* _Directions_
Quote every entry word for word.

Dataset items:
+---+

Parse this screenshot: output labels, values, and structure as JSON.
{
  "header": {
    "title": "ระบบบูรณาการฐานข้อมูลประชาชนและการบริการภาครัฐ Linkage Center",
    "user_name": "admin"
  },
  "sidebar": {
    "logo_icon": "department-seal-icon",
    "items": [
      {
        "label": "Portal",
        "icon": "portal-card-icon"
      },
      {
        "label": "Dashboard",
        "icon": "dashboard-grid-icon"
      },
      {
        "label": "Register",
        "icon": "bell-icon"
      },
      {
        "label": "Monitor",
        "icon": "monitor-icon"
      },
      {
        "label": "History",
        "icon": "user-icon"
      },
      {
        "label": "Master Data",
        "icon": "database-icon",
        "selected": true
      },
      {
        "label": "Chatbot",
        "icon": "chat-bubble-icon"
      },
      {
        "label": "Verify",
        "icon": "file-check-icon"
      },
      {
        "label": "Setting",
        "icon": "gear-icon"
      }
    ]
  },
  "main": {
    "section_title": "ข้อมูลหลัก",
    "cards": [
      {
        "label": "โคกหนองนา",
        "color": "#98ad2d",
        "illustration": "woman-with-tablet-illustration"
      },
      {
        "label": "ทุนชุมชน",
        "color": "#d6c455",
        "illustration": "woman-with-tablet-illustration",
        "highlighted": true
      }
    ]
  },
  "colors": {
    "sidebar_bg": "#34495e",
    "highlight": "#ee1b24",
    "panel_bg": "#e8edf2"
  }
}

+---+

* _Result for this task_
Parse this screenshot: output labels, values, and structure as JSON.
{
  "header": {
    "title": "ระบบบูรณาการฐานข้อมูลประชาชนและการบริการภาครัฐ Linkage Center",
    "user_name": "admin"
  },
  "sidebar": {
    "logo_icon": "department-seal-icon",
    "items": [
      {
        "label": "Portal",
        "icon": "portal-card-icon"
      },
      {
        "label": "Dashboard",
        "icon": "dashboard-grid-icon"
      },
      {
        "label": "Register",
        "icon": "bell-icon"
      },
      {
        "label": "Monitor",
        "icon": "monitor-icon"
      },
      {
        "label": "History",
        "icon": "user-icon"
      },
      {
        "label": "Master Data",
        "icon": "database-icon",
        "selected": true
      },
      {
        "label": "Chatbot",
        "icon": "chat-bubble-icon"
      },
      {
        "label": "Verify",
        "icon": "file-check-icon"
      },
      {
        "label": "Setting",
        "icon": "gear-icon"
      }
    ]
  },
  "main": {
    "section_title": "ข้อมูลหลัก",
    "cards": [
      {
        "label": "โคกหนองนา",
        "color": "#98ad2d",
        "illustration": "woman-with-tablet-illustration"
      },
      {
        "label": "ทุนชุมชน",
        "color": "#d6c455",
        "illustration": "woman-with-tablet-illustration",
        "highlighted": true
      }
    ]
  },
  "colors": {
    "sidebar_bg": "#34495e",
    "highlight": "#ee1b24",
    "panel_bg": "#e8edf2"
  }
}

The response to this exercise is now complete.